▶ Directive 1
In the excerpt on religious communities and the law below, copy the passage from "In December 2007, three" up to and including "law in Croatia." word for word.

· · · · · · ·

Marinović and Jerolimov on the State and Minority Religious Communities in Croatia

Ankica Marinović and Dinka Marinović Jerolimov (Institute for Social Research, Zagreb) have posted What about Our Rights? The State and Minority Religious Communities in Croatia: A Case Study. The abstract follows.

In December 2007, three registered minority religious communities in Croatia took a discrimination case against the Republic of Croatia to the European Court for Human Rights (ECHR) in Strassbourg. This paper documents the entire case, from the public announcement of the lawsuit to the final decision of the ECHR, which ruled in favour of the three religious communities. In a broader sense, this case study deals with church-state relations in Croatia and points to some important consequences of the case for religious rights, religious freedom, and governing by the rule of law in Croatia.

Sandberg, et al. on Britain’s Religious Tribunals and “Joint Governance”

Russell Sandberg, Gillian Douglas, Norman Doe, Sophie Gilliat-Ray and Asma Khan (Cardiff U.) have posted Britain’s Religious Tribunals: ‘Joint Governance’ in Practice. The abstract follows.

· · · · · · ·

▶ Directive 2
Quote the rows that follow, from the line with "measurement-cell: 43 to" up to and including the line with "measurement-cell: 18.5 [661, 789, 734, 831]".

▶ Given data
· · · · · · ·

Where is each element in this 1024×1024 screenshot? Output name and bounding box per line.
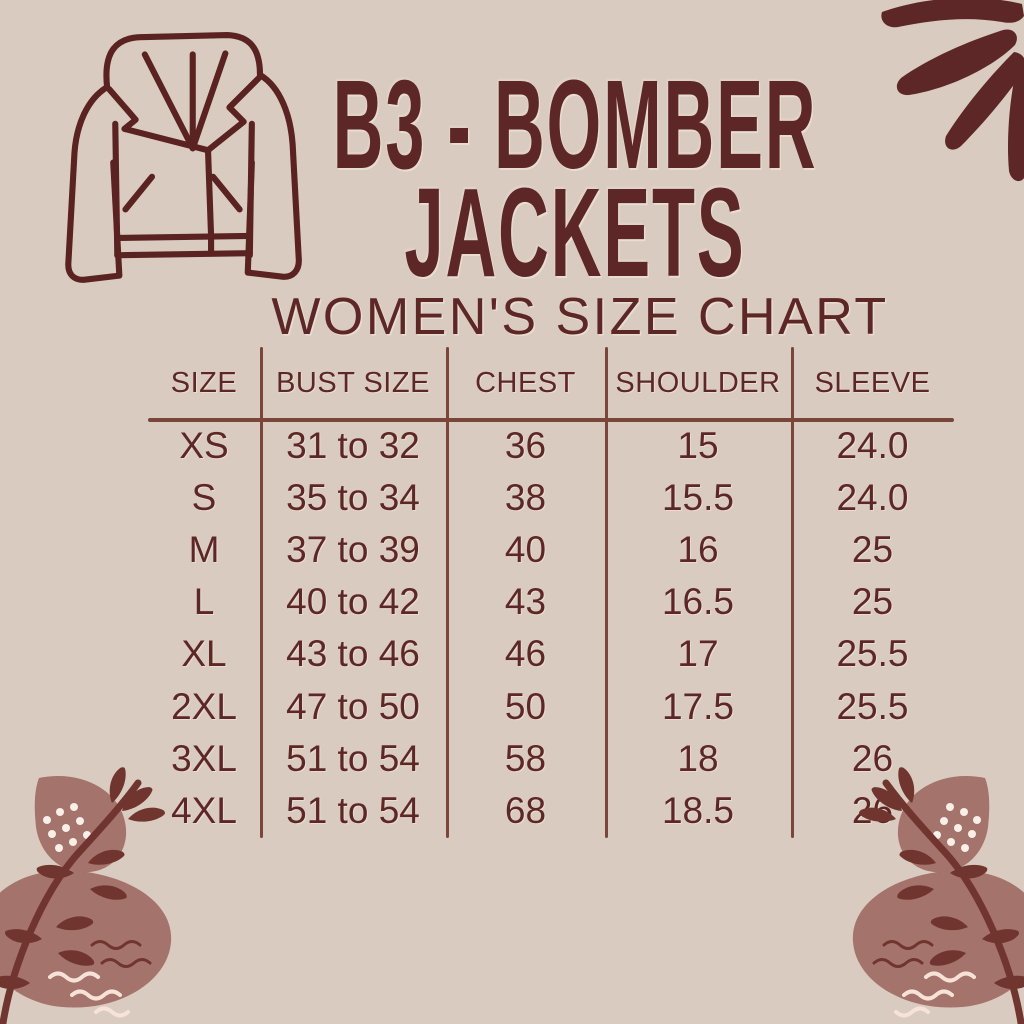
measurement-cell: 43 to 46 [286, 633, 420, 675]
table-grid: SIZE BUST SIZE CHEST SHOULDER SLEEVE XS 31 to … [148, 347, 954, 839]
measurement-cell: 35 to 34 [286, 477, 420, 519]
size-label-cell: 2XL [171, 685, 237, 727]
measurement-cell: 40 to 42 [286, 581, 420, 623]
size-label-cell: M [188, 529, 220, 571]
size-label-cell: 3XL [171, 737, 237, 779]
column-header: SIZE [170, 367, 238, 399]
measurement-cell: 46 [504, 633, 547, 675]
measurement-cell: 26 [851, 737, 894, 779]
measurement-cell: 18 [677, 737, 719, 779]
measurement-cell: 25.5 [836, 633, 909, 675]
size-label-cell: 4XL [171, 789, 237, 831]
measurement-cell: 24.0 [836, 425, 909, 467]
table-column-divider [260, 347, 263, 838]
title-line-2: JACKETS [404, 162, 746, 303]
column-header: BUST SIZE [276, 367, 430, 399]
measurement-cell: 17 [677, 633, 719, 675]
measurement-cell: 18.5 [661, 789, 734, 831]
column-header: SLEEVE [814, 367, 931, 399]
measurement-cell: 47 to 50 [286, 685, 420, 727]
measurement-cell: 17.5 [661, 685, 734, 727]
measurement-cell: 43 [504, 581, 547, 623]
table-column-divider [605, 347, 608, 838]
botanical-branch-icon [0, 767, 172, 1024]
title-line-1: B3 - BOMBER [332, 54, 818, 195]
measurement-cell: 51 to 54 [286, 737, 420, 779]
measurement-cell: 38 [504, 477, 547, 519]
measurement-cell: 51 to 54 [286, 789, 420, 831]
measurement-cell: 25.5 [836, 685, 909, 727]
measurement-cell: 16 [677, 529, 719, 571]
column-header: CHEST [475, 367, 576, 399]
jacket-outline-icon [65, 32, 302, 283]
size-table: SIZE BUST SIZE CHEST SHOULDER SLEEVE XS 31 to … [148, 347, 954, 839]
measurement-cell: 15.5 [661, 477, 734, 519]
size-label-cell: L [193, 581, 215, 623]
table-column-divider [791, 347, 794, 838]
poster-title: B3 - BOMBER JACKETS [155, 0, 995, 295]
poster-subtitle: WOMEN'S SIZE CHART [271, 288, 889, 346]
sunburst-icon [881, 0, 1024, 182]
measurement-cell: 25 [851, 581, 894, 623]
size-label-cell: XL [181, 633, 227, 675]
botanical-branch-icon-mirrored [852, 767, 1024, 1024]
column-header: SHOULDER [615, 367, 781, 399]
measurement-cell: 50 [504, 685, 547, 727]
measurement-cell: 15 [677, 425, 719, 467]
table-header-divider [148, 418, 954, 422]
measurement-cell: 16.5 [661, 581, 734, 623]
size-label-cell: S [191, 477, 217, 519]
measurement-cell: 24.0 [836, 477, 909, 519]
measurement-cell: 37 to 39 [286, 529, 420, 571]
measurement-cell: 31 to 32 [286, 425, 420, 467]
size-label-cell: XS [179, 425, 229, 467]
measurement-cell: 58 [504, 737, 547, 779]
measurement-cell: 40 [504, 529, 547, 571]
measurement-cell: 68 [504, 789, 547, 831]
table-column-divider [446, 347, 449, 838]
measurement-cell: 36 [504, 425, 547, 467]
measurement-cell: 25 [851, 529, 894, 571]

· · · · · · ·

▶ Worked answer 1
In December 2007, three registered minority religious communities in Croatia took a discrimination case against the Republic of Croatia to the European Court for Human Rights (ECHR) in Strassbourg. This paper documents the entire case, from the public announcement of the lawsuit to the final decision of the ECHR, which ruled in favour of the three religious communities. In a broader sense, this case study deals with church-state relations in Croatia and points to some important consequences of the case for religious rights, religious freedom, and governing by the rule of law in Croatia.

▶ Worked answer 2
measurement-cell: 43 to 46 [286, 633, 420, 675]
table-grid: SIZE BUST SIZE CHEST SHOULDER SLEEVE XS 31 to … [148, 347, 954, 839]
measurement-cell: 35 to 34 [286, 477, 420, 519]
size-label-cell: 2XL [171, 685, 237, 727]
measurement-cell: 40 to 42 [286, 581, 420, 623]
size-label-cell: M [188, 529, 220, 571]
size-label-cell: 3XL [171, 737, 237, 779]
column-header: SIZE [170, 367, 238, 399]
measurement-cell: 46 [504, 633, 547, 675]
measurement-cell: 26 [851, 737, 894, 779]
measurement-cell: 18 [677, 737, 719, 779]
measurement-cell: 25.5 [836, 633, 909, 675]
size-label-cell: 4XL [171, 789, 237, 831]
measurement-cell: 24.0 [836, 425, 909, 467]
table-column-divider [260, 347, 263, 838]
title-line-2: JACKETS [404, 162, 746, 303]
column-header: BUST SIZE [276, 367, 430, 399]
measurement-cell: 17 [677, 633, 719, 675]
measurement-cell: 18.5 [661, 789, 734, 831]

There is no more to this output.